**OBJECTIVE**.
Rewrite the records from the very beginning through the line containing "status-dot-icon xyxy=(236,225,256,246)", replacing "Offline" with "Online" and keeping everything else unchanged.

**DATA IN THIS EXERCISE**.
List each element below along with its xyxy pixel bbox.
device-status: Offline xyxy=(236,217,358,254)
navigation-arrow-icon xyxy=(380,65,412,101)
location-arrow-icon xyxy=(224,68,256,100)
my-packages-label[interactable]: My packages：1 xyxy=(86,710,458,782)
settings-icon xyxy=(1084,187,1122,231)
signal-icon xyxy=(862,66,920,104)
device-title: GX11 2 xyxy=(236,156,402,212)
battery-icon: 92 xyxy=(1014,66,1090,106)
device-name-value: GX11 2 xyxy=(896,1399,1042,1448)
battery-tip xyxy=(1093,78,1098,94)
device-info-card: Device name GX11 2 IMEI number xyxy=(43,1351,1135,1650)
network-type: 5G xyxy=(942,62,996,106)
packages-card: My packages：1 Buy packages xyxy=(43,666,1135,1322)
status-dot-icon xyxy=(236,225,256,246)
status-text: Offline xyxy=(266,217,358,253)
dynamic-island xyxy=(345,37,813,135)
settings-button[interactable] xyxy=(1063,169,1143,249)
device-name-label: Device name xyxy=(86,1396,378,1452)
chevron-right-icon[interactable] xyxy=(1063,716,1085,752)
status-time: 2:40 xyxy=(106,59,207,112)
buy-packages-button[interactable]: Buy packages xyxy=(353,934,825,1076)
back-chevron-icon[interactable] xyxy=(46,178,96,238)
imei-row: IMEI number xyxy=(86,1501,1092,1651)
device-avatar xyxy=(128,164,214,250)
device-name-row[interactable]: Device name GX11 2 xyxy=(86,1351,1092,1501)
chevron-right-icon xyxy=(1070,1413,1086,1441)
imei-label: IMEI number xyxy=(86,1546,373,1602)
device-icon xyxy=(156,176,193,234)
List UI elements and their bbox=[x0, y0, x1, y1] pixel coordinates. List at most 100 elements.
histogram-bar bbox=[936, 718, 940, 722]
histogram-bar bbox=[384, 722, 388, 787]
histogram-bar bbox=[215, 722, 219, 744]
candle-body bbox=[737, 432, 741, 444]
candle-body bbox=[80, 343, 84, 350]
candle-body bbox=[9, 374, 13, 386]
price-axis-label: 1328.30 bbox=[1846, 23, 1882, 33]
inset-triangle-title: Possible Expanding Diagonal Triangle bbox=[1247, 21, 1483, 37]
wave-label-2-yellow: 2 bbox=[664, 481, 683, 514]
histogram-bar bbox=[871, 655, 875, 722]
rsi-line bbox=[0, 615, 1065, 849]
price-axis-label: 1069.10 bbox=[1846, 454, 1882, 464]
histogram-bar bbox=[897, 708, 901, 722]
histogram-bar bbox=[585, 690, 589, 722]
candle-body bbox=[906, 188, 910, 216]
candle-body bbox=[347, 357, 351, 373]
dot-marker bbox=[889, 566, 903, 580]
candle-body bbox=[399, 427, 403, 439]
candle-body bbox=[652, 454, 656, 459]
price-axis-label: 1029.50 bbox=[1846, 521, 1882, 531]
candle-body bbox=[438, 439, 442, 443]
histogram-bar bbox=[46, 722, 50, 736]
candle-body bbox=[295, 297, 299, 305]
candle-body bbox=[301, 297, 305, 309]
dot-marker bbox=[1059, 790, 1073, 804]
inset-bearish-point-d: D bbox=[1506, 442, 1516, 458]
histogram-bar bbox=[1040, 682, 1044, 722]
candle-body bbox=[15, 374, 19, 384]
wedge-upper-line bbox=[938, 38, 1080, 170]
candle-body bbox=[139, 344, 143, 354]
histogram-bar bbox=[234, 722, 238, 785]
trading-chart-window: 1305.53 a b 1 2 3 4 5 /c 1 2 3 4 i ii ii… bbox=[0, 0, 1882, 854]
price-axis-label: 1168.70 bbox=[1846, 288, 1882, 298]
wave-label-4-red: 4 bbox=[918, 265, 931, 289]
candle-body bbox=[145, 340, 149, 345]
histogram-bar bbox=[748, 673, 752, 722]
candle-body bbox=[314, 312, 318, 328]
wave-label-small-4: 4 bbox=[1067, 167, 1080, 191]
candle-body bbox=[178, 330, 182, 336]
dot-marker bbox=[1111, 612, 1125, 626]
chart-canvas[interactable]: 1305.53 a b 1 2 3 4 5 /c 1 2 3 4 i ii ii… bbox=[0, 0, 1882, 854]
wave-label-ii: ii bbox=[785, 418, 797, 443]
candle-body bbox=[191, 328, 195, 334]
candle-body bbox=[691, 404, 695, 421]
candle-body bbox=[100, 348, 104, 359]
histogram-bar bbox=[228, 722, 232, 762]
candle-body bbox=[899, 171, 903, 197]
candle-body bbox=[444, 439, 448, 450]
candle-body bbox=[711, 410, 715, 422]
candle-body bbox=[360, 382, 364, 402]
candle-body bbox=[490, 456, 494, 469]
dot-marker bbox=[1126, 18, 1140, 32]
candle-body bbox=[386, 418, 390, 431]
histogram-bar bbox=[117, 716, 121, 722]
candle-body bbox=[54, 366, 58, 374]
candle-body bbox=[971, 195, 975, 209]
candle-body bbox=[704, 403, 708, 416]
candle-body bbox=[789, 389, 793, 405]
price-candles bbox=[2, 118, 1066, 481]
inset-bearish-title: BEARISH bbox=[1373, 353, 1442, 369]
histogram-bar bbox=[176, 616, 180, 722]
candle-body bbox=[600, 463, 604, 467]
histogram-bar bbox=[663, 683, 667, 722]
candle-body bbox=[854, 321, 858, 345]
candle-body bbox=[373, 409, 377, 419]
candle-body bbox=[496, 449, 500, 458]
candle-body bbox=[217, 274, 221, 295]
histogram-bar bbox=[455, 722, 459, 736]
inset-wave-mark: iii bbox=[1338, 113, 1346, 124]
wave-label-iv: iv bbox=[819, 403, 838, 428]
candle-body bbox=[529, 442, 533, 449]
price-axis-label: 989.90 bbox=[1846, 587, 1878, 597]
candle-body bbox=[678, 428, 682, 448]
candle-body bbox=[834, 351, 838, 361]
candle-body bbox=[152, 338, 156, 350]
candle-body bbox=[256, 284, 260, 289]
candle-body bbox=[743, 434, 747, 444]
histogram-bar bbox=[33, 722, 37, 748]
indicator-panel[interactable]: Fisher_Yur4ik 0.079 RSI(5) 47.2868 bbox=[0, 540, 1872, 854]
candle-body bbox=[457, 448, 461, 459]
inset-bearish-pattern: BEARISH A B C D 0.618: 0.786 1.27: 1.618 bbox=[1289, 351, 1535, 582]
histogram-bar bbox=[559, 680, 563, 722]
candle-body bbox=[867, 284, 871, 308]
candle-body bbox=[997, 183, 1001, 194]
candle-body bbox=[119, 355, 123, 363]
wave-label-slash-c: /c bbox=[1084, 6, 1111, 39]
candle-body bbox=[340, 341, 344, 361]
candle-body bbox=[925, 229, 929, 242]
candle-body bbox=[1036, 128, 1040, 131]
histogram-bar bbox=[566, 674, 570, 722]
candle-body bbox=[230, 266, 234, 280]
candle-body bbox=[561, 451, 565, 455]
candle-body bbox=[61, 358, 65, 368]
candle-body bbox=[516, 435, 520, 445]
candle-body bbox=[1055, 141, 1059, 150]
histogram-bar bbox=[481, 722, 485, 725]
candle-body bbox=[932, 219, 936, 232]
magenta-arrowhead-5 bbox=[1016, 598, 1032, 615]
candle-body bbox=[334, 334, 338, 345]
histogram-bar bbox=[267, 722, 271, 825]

**RESULT OF THE EXERCISE**.
List each element below along with its xyxy pixel bbox.
device-status: Online xyxy=(236,217,358,254)
navigation-arrow-icon xyxy=(380,65,412,101)
location-arrow-icon xyxy=(224,68,256,100)
my-packages-label[interactable]: My packages：1 xyxy=(86,710,458,782)
settings-icon xyxy=(1084,187,1122,231)
signal-icon xyxy=(862,66,920,104)
device-title: GX11 2 xyxy=(236,156,402,212)
battery-icon: 92 xyxy=(1014,66,1090,106)
device-name-value: GX11 2 xyxy=(896,1399,1042,1448)
battery-tip xyxy=(1093,78,1098,94)
device-info-card: Device name GX11 2 IMEI number xyxy=(43,1351,1135,1650)
network-type: 5G xyxy=(942,62,996,106)
packages-card: My packages：1 Buy packages xyxy=(43,666,1135,1322)
status-dot-icon xyxy=(236,225,256,246)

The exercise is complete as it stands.